(What needs to be done):
Looking at the data below, count the lines that contain the string "shear". Write only the total.

Dataset entries on figures

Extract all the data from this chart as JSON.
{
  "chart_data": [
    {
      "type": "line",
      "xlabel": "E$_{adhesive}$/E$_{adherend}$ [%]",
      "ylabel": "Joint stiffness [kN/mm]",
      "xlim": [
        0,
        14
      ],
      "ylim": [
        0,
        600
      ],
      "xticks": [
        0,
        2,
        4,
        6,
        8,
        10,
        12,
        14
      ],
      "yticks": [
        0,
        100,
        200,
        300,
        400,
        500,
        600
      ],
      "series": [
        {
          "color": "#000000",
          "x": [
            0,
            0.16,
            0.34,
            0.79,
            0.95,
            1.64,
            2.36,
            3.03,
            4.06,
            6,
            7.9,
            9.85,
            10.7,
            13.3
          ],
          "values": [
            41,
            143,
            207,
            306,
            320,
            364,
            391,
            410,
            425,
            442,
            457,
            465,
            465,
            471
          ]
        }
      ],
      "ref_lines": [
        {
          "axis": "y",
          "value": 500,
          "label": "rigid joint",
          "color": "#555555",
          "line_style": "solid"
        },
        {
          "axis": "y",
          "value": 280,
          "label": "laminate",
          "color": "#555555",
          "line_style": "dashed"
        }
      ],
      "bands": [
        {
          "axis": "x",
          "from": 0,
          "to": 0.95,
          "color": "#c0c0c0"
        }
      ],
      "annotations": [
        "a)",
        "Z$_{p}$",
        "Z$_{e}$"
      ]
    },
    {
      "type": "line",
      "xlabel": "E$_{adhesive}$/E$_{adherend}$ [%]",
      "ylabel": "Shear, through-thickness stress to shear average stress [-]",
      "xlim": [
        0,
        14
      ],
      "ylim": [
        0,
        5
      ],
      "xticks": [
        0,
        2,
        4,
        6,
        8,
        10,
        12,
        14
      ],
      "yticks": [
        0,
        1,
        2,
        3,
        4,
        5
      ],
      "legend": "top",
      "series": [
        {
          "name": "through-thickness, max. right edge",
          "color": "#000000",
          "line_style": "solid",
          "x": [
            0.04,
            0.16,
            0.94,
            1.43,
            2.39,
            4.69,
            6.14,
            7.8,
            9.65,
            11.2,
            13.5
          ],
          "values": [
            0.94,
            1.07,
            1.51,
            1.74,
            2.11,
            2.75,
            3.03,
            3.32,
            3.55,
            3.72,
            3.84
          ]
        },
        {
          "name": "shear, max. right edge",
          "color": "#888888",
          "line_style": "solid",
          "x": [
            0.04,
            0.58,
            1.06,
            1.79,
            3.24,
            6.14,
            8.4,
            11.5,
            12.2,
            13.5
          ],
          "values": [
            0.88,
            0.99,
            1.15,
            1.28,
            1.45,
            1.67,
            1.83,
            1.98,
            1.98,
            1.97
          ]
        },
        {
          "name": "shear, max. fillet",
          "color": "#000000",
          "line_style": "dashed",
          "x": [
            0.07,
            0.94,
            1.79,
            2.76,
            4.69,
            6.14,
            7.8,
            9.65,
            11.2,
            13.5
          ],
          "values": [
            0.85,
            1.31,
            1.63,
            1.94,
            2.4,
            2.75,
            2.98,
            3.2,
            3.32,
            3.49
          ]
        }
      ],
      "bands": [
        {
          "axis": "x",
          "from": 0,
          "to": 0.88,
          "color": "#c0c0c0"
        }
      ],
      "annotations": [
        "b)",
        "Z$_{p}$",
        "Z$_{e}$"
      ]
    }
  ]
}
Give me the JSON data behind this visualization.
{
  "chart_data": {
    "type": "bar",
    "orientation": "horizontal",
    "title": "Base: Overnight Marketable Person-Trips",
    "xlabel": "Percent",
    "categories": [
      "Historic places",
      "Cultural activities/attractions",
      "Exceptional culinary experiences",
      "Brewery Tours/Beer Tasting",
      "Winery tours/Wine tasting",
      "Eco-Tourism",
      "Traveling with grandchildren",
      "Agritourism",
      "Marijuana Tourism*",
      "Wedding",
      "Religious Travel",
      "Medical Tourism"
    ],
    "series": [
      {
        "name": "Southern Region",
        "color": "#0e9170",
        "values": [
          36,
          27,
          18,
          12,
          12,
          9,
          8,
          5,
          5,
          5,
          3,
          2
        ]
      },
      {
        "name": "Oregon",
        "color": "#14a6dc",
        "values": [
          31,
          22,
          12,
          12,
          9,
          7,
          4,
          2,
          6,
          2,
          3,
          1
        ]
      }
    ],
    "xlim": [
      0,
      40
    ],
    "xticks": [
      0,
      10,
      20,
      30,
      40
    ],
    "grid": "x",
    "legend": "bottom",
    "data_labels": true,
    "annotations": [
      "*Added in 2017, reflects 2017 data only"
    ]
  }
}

(Solution):
3